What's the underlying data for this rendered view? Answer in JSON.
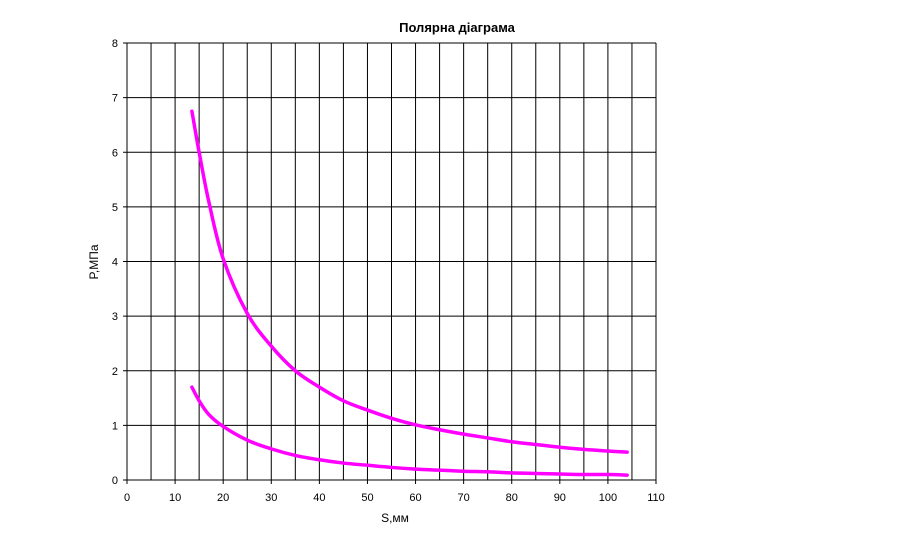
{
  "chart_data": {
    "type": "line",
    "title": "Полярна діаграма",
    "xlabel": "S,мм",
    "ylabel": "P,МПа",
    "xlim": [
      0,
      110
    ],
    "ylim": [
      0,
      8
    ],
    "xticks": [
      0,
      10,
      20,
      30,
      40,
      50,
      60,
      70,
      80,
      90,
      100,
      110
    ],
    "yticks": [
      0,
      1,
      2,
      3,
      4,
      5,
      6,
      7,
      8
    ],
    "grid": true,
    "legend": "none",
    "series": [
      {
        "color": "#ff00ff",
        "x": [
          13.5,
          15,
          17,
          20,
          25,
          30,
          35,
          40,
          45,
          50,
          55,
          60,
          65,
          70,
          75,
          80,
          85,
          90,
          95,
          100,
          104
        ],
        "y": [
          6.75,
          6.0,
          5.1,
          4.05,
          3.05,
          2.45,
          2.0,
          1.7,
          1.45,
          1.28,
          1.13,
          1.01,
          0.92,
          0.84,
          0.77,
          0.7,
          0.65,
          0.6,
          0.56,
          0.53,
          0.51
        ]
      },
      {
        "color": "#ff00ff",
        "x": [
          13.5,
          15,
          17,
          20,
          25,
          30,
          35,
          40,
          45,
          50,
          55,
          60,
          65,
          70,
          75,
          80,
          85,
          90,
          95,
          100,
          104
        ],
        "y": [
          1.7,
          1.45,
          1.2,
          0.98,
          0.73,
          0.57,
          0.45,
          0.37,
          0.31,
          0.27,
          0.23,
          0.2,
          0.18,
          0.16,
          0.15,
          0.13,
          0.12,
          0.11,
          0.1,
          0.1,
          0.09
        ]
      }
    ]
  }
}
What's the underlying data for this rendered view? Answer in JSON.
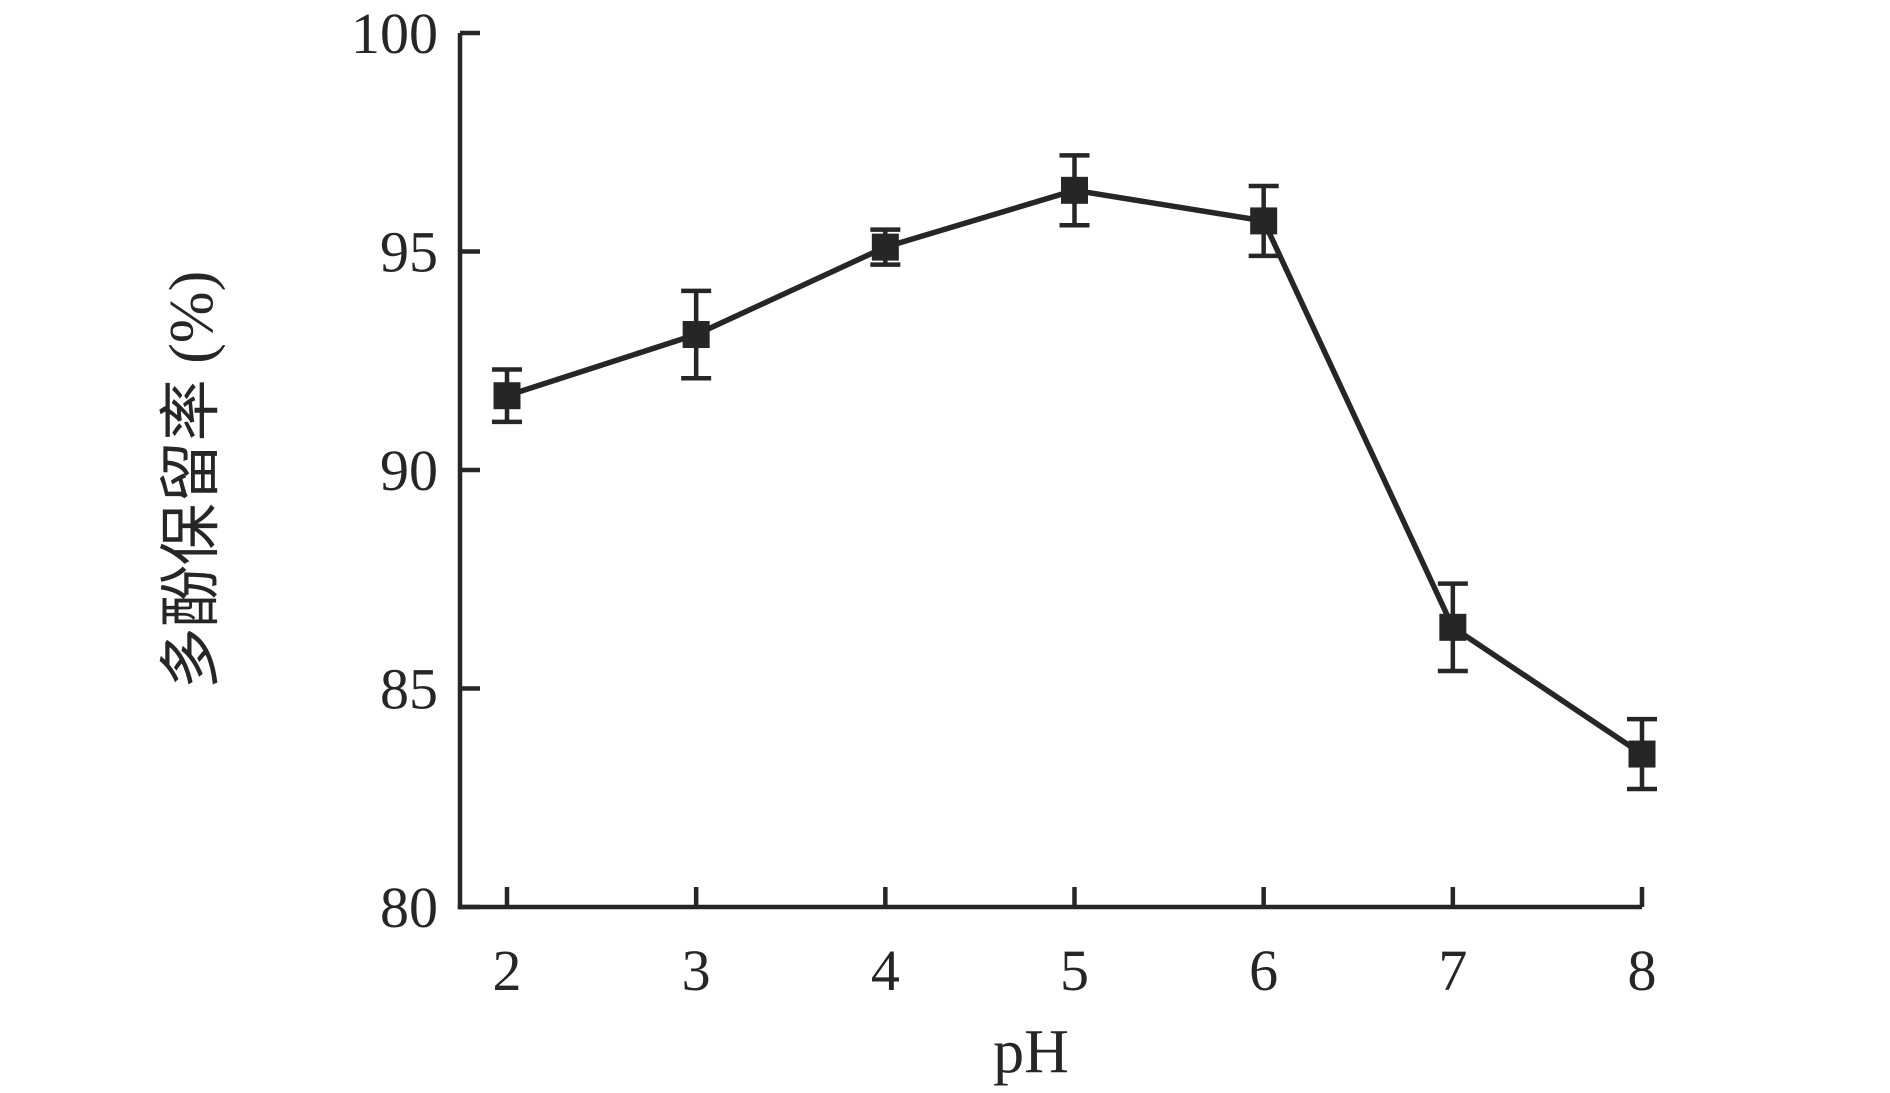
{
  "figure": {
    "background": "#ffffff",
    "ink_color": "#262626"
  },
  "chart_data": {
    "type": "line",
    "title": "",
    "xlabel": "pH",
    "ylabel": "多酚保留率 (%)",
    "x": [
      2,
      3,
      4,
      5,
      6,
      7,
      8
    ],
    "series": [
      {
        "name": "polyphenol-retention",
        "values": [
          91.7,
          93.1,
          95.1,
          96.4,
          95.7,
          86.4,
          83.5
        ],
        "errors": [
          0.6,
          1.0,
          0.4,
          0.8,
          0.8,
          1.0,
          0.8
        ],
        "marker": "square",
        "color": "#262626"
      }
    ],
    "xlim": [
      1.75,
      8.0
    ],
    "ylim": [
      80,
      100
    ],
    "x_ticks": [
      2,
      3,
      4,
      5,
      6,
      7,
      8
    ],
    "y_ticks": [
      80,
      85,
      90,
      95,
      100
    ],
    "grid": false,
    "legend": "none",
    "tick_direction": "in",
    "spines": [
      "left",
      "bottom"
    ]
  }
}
...
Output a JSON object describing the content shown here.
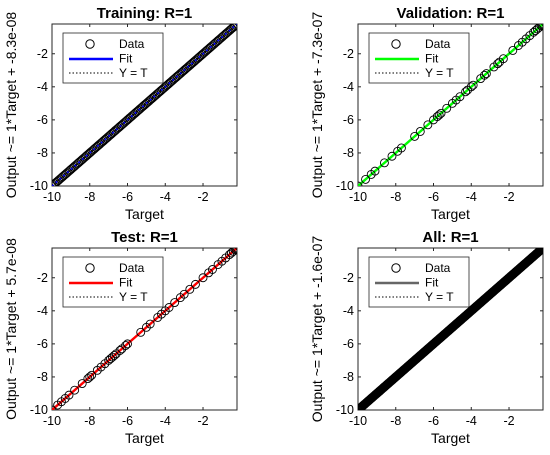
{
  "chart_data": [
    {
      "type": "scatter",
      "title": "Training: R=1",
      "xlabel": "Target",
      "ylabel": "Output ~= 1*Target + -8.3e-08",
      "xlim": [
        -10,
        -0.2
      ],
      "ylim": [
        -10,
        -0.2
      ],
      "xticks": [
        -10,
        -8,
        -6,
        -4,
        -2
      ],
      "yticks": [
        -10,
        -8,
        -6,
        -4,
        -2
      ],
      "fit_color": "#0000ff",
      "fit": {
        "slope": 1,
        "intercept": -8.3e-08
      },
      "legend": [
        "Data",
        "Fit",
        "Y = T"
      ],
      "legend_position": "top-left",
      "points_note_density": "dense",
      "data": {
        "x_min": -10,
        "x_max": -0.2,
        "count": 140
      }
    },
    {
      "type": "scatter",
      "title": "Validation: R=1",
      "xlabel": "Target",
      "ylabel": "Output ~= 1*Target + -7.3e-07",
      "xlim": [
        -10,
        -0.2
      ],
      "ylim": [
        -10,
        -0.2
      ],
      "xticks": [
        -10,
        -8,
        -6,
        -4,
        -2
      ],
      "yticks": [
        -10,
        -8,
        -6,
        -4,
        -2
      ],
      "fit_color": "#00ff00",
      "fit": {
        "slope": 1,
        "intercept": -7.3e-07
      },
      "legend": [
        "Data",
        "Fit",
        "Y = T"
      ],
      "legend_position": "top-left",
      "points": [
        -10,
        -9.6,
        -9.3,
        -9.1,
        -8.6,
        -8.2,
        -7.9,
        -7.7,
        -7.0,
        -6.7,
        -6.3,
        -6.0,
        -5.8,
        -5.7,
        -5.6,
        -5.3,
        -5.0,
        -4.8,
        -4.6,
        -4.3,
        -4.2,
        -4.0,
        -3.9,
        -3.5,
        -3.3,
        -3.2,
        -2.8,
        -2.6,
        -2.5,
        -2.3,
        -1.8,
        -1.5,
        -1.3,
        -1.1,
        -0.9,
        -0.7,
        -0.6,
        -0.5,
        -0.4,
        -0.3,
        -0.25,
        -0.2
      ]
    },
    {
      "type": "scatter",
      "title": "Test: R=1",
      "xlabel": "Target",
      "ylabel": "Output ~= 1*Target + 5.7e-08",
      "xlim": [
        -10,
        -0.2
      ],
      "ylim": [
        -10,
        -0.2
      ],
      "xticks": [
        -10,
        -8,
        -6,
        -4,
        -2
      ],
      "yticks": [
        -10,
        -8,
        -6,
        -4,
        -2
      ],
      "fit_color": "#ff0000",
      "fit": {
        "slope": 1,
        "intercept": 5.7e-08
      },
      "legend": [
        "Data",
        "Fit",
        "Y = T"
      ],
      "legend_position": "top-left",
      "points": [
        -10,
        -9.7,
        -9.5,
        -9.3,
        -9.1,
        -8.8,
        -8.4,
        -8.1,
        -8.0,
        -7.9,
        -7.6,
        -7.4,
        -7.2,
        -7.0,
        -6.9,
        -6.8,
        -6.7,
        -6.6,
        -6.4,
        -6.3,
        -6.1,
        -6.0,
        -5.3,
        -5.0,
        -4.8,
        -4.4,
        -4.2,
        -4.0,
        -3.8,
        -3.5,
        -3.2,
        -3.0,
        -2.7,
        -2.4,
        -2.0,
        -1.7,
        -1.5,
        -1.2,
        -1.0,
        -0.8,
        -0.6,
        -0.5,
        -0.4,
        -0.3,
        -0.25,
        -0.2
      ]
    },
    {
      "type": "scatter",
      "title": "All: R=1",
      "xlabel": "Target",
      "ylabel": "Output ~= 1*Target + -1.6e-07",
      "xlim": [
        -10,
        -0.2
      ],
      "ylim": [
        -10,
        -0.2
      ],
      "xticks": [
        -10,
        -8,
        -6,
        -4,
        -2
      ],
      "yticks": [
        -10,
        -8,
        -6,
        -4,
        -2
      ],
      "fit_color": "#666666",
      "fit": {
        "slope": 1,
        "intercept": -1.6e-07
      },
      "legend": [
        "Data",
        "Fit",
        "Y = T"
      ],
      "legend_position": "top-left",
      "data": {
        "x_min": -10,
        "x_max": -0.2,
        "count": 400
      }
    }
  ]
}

■ **Exercise**: Select the lines in this material that hold the word "intercept", leaving none out.

■ **Output for this task**:
        "intercept": -8.3e-08
        "intercept": -7.3e-07
        "intercept": 5.7e-08
        "intercept": -1.6e-07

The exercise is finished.